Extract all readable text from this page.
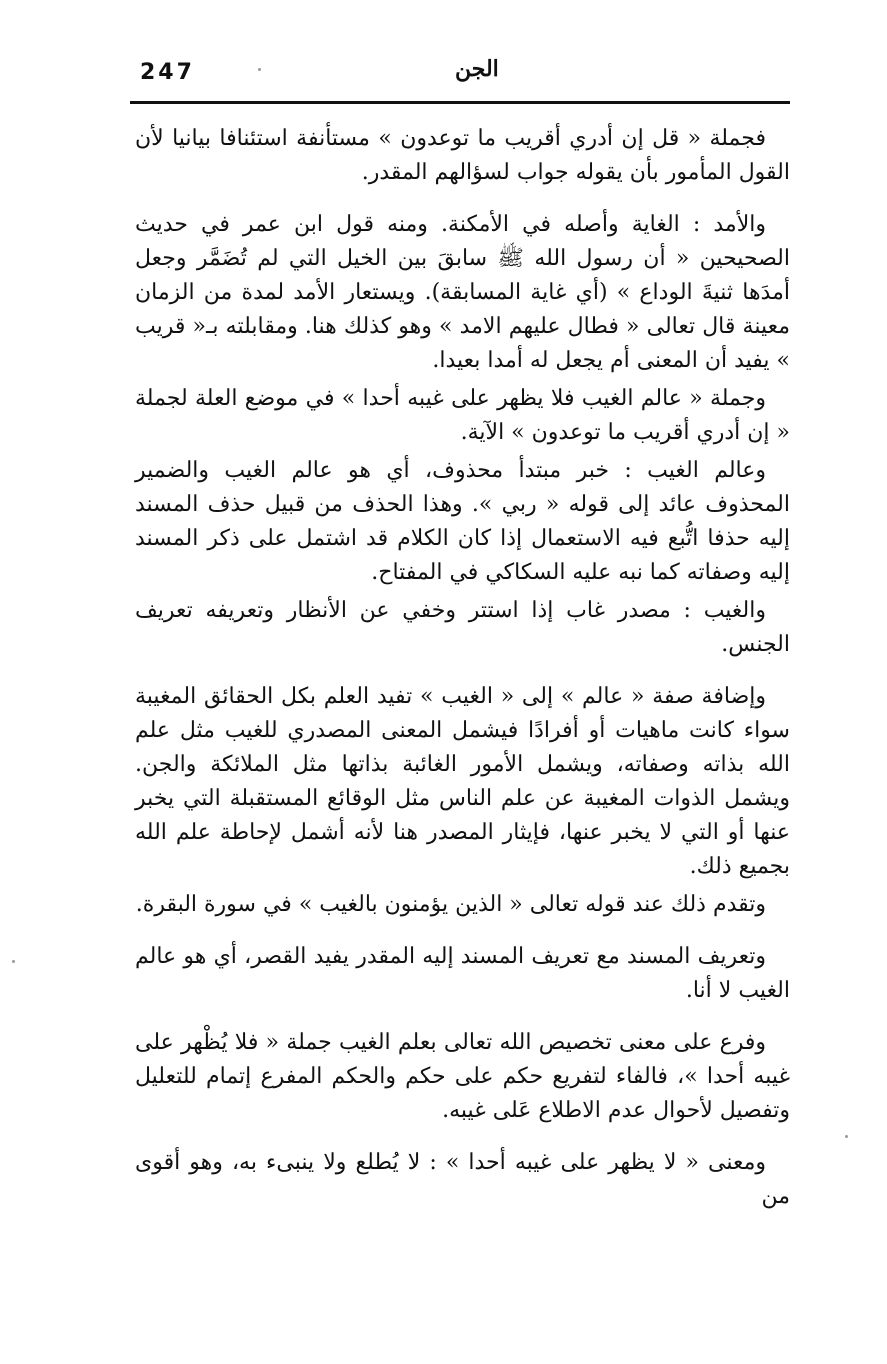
247	الجن

فجملة « قل إن أدري أقريب ما توعدون » مستأنفة استئنافا بيانيا لأن القول المأمور بأن يقوله جواب لسؤالهم المقدر.

والأمد : الغاية وأصله في الأمكنة. ومنه قول ابن عمر في حديث الصحيحين « أن رسول الله ﷺ سابقَ بين الخيل التي لم تُضَمَّر وجعل أمدَها ثنيةَ الوداع » (أي غاية المسابقة). ويستعار الأمد لمدة من الزمان معينة قال تعالى « فطال عليهم الامد » وهو كذلك هنا. ومقابلته بـ« قريب » يفيد أن المعنى أم يجعل له أمدا بعيدا.

وجملة « عالم الغيب فلا يظهر على غيبه أحدا » في موضع العلة لجملة « إن أدري أقريب ما توعدون » الآية.

وعالم الغيب : خبر مبتدأ محذوف، أي هو عالم الغيب والضمير المحذوف عائد إلى قوله « ربي ». وهذا الحذف من قبيل حذف المسند إليه حذفا اتُّبع فيه الاستعمال إذا كان الكلام قد اشتمل على ذكر المسند إليه وصفاته كما نبه عليه السكاكي في المفتاح.

والغيب : مصدر غاب إذا استتر وخفي عن الأنظار وتعريفه تعريف الجنس.

وإضافة صفة « عالم » إلى « الغيب » تفيد العلم بكل الحقائق المغيبة سواء كانت ماهيات أو أفرادًا فيشمل المعنى المصدري للغيب مثل علم الله بذاته وصفاته، ويشمل الأمور الغائبة بذاتها مثل الملائكة والجن. ويشمل الذوات المغيبة عن علم الناس مثل الوقائع المستقبلة التي يخبر عنها أو التي لا يخبر عنها، فإيثار المصدر هنا لأنه أشمل لإحاطة علم الله بجميع ذلك.

وتقدم ذلك عند قوله تعالى « الذين يؤمنون بالغيب » في سورة البقرة.

وتعريف المسند مع تعريف المسند إليه المقدر يفيد القصر، أي هو عالم الغيب لا أنا.

وفرع على معنى تخصيص الله تعالى بعلم الغيب جملة « فلا يُظْهر على غيبه أحدا »، فالفاء لتفريع حكم على حكم والحكم المفرع إتمام للتعليل وتفصيل لأحوال عدم الاطلاع عَلى غيبه.

ومعنى « لا يظهر على غيبه أحدا » : لا يُطلع ولا ينبىء به، وهو أقوى من
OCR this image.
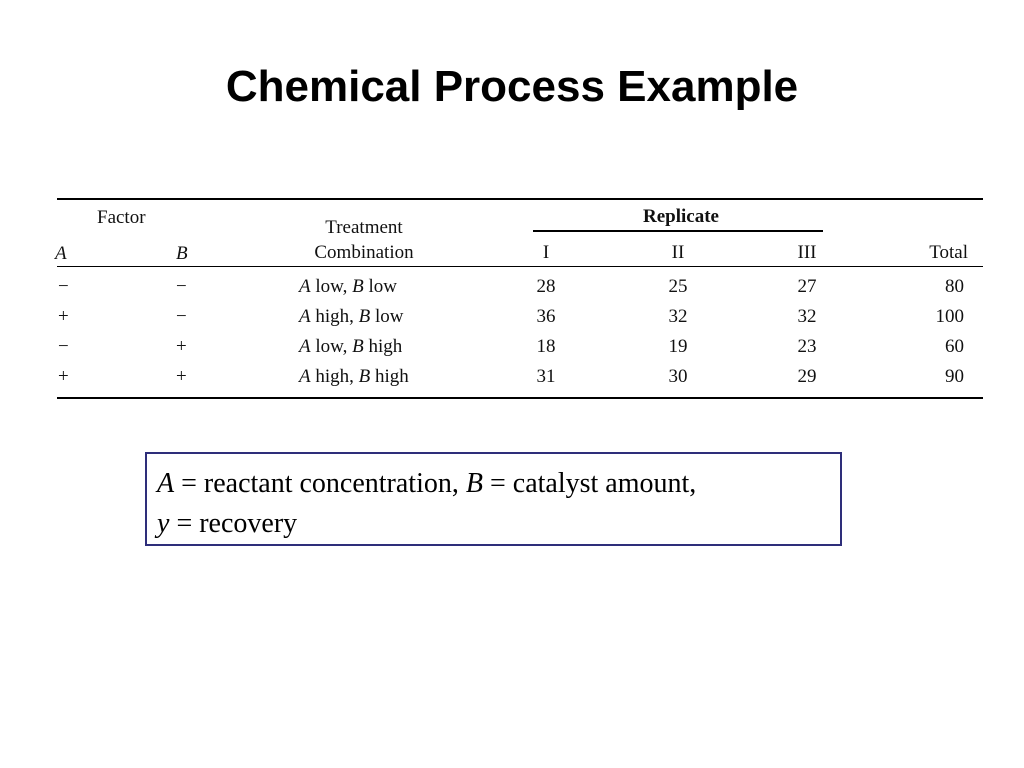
Chemical Process Example
Factor
A	B
Treatment
Combination
Replicate
I	II	III	Total
−	−	A low, B low	28	25	27	80
+	−	A high, B low	36	32	32	100
−	+	A low, B high	18	19	23	60
+	+	A high, B high	31	30	29	90
A = reactant concentration, B = catalyst amount,
y = recovery
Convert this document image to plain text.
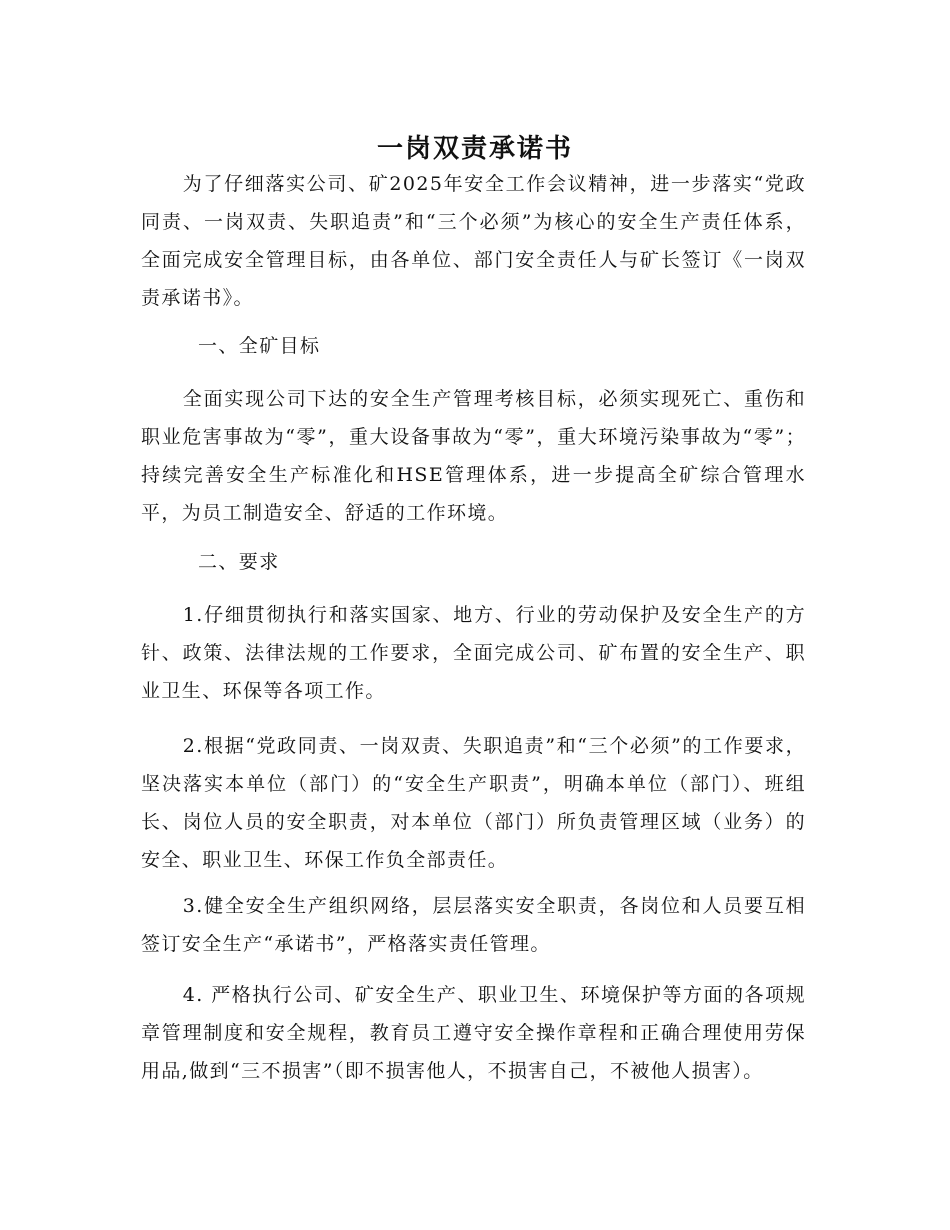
一岗双责承诺书

为了仔细落实公司、矿2025年安全工作会议精神，进一步落实“党政同责、一岗双责、失职追责”和“三个必须”为核心的安全生产责任体系，全面完成安全管理目标，由各单位、部门安全责任人与矿长签订《一岗双责承诺书》。

一、全矿目标

全面实现公司下达的安全生产管理考核目标，必须实现死亡、重伤和职业危害事故为“零”，重大设备事故为“零”，重大环境污染事故为“零”；持续完善安全生产标准化和HSE管理体系，进一步提高全矿综合管理水平，为员工制造安全、舒适的工作环境。

二、要求

1.仔细贯彻执行和落实国家、地方、行业的劳动保护及安全生产的方针、政策、法律法规的工作要求，全面完成公司、矿布置的安全生产、职业卫生、环保等各项工作。

2.根据“党政同责、一岗双责、失职追责”和“三个必须”的工作要求，坚决落实本单位（部门）的“安全生产职责”，明确本单位（部门）、班组长、岗位人员的安全职责，对本单位（部门）所负责管理区域（业务）的安全、职业卫生、环保工作负全部责任。

3.健全安全生产组织网络，层层落实安全职责，各岗位和人员要互相签订安全生产“承诺书”，严格落实责任管理。

4. 严格执行公司、矿安全生产、职业卫生、环境保护等方面的各项规章管理制度和安全规程，教育员工遵守安全操作章程和正确合理使用劳保用品,做到“三不损害”（即不损害他人，不损害自己，不被他人损害）。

EXERCISE TASK »
Reproduce the data above in full, exactly as it is, with the pictures left out.

TASK RESPONSE »
Extract all readable text from this page.
247	الجن

فجملة « قل إن أدري أقريب ما توعدون » مستأنفة استئنافا بيانيا لأن القول المأمور بأن يقوله جواب لسؤالهم المقدر.

والأمد : الغاية وأصله في الأمكنة. ومنه قول ابن عمر في حديث الصحيحين « أن رسول الله ﷺ سابقَ بين الخيل التي لم تُضَمَّر وجعل أمدَها ثنيةَ الوداع » (أي غاية المسابقة). ويستعار الأمد لمدة من الزمان معينة قال تعالى « فطال عليهم الامد » وهو كذلك هنا. ومقابلته بـ« قريب » يفيد أن المعنى أم يجعل له أمدا بعيدا.

وجملة « عالم الغيب فلا يظهر على غيبه أحدا » في موضع العلة لجملة « إن أدري أقريب ما توعدون » الآية.

وعالم الغيب : خبر مبتدأ محذوف، أي هو عالم الغيب والضمير المحذوف عائد إلى قوله « ربي ». وهذا الحذف من قبيل حذف المسند إليه حذفا اتُّبع فيه الاستعمال إذا كان الكلام قد اشتمل على ذكر المسند إليه وصفاته كما نبه عليه السكاكي في المفتاح.

والغيب : مصدر غاب إذا استتر وخفي عن الأنظار وتعريفه تعريف الجنس.

وإضافة صفة « عالم » إلى « الغيب » تفيد العلم بكل الحقائق المغيبة سواء كانت ماهيات أو أفرادًا فيشمل المعنى المصدري للغيب مثل علم الله بذاته وصفاته، ويشمل الأمور الغائبة بذاتها مثل الملائكة والجن. ويشمل الذوات المغيبة عن علم الناس مثل الوقائع المستقبلة التي يخبر عنها أو التي لا يخبر عنها، فإيثار المصدر هنا لأنه أشمل لإحاطة علم الله بجميع ذلك.

وتقدم ذلك عند قوله تعالى « الذين يؤمنون بالغيب » في سورة البقرة.

وتعريف المسند مع تعريف المسند إليه المقدر يفيد القصر، أي هو عالم الغيب لا أنا.

وفرع على معنى تخصيص الله تعالى بعلم الغيب جملة « فلا يُظْهر على غيبه أحدا »، فالفاء لتفريع حكم على حكم والحكم المفرع إتمام للتعليل وتفصيل لأحوال عدم الاطلاع عَلى غيبه.

ومعنى « لا يظهر على غيبه أحدا » : لا يُطلع ولا ينبىء به، وهو أقوى من
OCR this image.
Chemical Process Example
Factor
A	B
Treatment
Combination
Replicate
I	II	III	Total
−	−	A low, B low	28	25	27	80
+	−	A high, B low	36	32	32	100
−	+	A low, B high	18	19	23	60
+	+	A high, B high	31	30	29	90
A = reactant concentration, B = catalyst amount,
y = recovery
Convert this document image to plain text.
一岗双责承诺书

为了仔细落实公司、矿2025年安全工作会议精神，进一步落实“党政同责、一岗双责、失职追责”和“三个必须”为核心的安全生产责任体系，全面完成安全管理目标，由各单位、部门安全责任人与矿长签订《一岗双责承诺书》。

一、全矿目标

全面实现公司下达的安全生产管理考核目标，必须实现死亡、重伤和职业危害事故为“零”，重大设备事故为“零”，重大环境污染事故为“零”；持续完善安全生产标准化和HSE管理体系，进一步提高全矿综合管理水平，为员工制造安全、舒适的工作环境。

二、要求

1.仔细贯彻执行和落实国家、地方、行业的劳动保护及安全生产的方针、政策、法律法规的工作要求，全面完成公司、矿布置的安全生产、职业卫生、环保等各项工作。

2.根据“党政同责、一岗双责、失职追责”和“三个必须”的工作要求，坚决落实本单位（部门）的“安全生产职责”，明确本单位（部门）、班组长、岗位人员的安全职责，对本单位（部门）所负责管理区域（业务）的安全、职业卫生、环保工作负全部责任。

3.健全安全生产组织网络，层层落实安全职责，各岗位和人员要互相签订安全生产“承诺书”，严格落实责任管理。

4. 严格执行公司、矿安全生产、职业卫生、环境保护等方面的各项规章管理制度和安全规程，教育员工遵守安全操作章程和正确合理使用劳保用品,做到“三不损害”（即不损害他人，不损害自己，不被他人损害）。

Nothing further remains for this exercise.